◆ **READING PASSAGE**
Thomson Reuters to acquire tax automation company SurePrep for $500M • ZebethMedia

Thomson Reuters has announced plans to acquire SurePrep, a tax automation software company based in Irvine, California. The transaction, which Thomson Reuters said it expects to close in Q1 2023, values SurePrep at $500 million, which will be paid entirely in cash. Founded in 2002, SurePrep is one of numerous software providers that help tax professionals and accountants gather and file 1040 tax returns on behalf of their clients. Integrating with existing tax software systems, SurePrep offers various products that support uploading documents at regular intervals through the year via automated document requests, with support for mobile scanning, esignatures, and more. Built-in AI smarts also automatically extracts and repopulates data in companies’ tax compliance software of choice, removing many of the manual paperwork steps involved. SurePrep’s TaxCaddy product SurePrep is the latest in a long recent line of tax management software companies to be acquired. In August, Vista Equity Partners announced plans to acquire automated tax compliance company Avalara for $8.4 billion, while earlier this month private equity firm Cinven revealed it was buying online tax preparation software provider TaxAct for $720 million. Last year, Stripe bought TaxJar for an undisclosed amount. Thomson Reuters, though perhaps best known for its news agency, has a number of business units including legal, government, and tax and accounting. Indeed, it has been partnering with SurePrep for the past six months, according to Thomson Reuters, “providing complementary solutions” for tax and accounting workers — this has effectively meant Thomson Reuters serving as a reseller for SurePrep’s software. For SurePrep, the deal will give it extensive reach into Thomson Reuters’ existing customer base, while for Thomson Reuters it gets an arsenal of automated tools to bolster its existing tax products.

◆ **LISTED RECORDS**
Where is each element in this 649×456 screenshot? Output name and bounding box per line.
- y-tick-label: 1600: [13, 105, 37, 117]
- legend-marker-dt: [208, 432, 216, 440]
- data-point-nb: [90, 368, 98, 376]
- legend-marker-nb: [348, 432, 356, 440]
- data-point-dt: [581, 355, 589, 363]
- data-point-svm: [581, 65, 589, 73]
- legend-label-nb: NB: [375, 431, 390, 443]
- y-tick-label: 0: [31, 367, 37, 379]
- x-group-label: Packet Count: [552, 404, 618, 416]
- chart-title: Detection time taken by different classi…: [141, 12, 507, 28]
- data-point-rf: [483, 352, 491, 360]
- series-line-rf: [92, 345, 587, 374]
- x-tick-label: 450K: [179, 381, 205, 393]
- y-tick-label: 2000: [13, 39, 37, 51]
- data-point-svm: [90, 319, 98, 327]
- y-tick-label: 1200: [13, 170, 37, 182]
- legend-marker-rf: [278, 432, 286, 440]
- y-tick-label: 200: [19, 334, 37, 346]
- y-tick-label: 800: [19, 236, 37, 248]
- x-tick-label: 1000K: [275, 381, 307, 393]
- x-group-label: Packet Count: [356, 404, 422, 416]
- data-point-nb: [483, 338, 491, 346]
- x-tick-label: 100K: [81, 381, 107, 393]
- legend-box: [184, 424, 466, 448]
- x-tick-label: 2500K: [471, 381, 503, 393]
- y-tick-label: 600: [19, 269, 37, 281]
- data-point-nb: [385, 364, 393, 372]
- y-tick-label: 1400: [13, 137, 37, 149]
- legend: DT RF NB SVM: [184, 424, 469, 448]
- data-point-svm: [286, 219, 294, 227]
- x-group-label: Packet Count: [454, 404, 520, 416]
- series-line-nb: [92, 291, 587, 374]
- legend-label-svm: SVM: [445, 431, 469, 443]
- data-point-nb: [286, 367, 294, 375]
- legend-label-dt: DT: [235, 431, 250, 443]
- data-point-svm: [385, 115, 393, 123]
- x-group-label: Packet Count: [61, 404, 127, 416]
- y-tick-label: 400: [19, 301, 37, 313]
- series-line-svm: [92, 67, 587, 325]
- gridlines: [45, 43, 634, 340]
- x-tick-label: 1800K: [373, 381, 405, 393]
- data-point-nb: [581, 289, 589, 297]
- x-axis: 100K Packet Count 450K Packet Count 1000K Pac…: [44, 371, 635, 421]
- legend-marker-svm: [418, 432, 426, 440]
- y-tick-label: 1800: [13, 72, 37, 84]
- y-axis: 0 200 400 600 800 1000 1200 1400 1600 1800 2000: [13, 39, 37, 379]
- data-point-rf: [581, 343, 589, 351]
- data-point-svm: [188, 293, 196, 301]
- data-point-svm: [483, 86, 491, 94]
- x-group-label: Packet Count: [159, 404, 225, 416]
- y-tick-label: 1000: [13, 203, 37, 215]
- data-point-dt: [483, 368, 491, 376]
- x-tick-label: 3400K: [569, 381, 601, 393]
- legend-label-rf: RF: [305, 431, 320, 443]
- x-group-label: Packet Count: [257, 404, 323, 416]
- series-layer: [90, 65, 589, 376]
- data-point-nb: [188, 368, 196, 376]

◆ **TASK BRIEF**
In the SurePrep article, how much did Cinven agree to pay for TaxAct?

◆ **ANSWER TO THIS EXERCISE**
$720 million.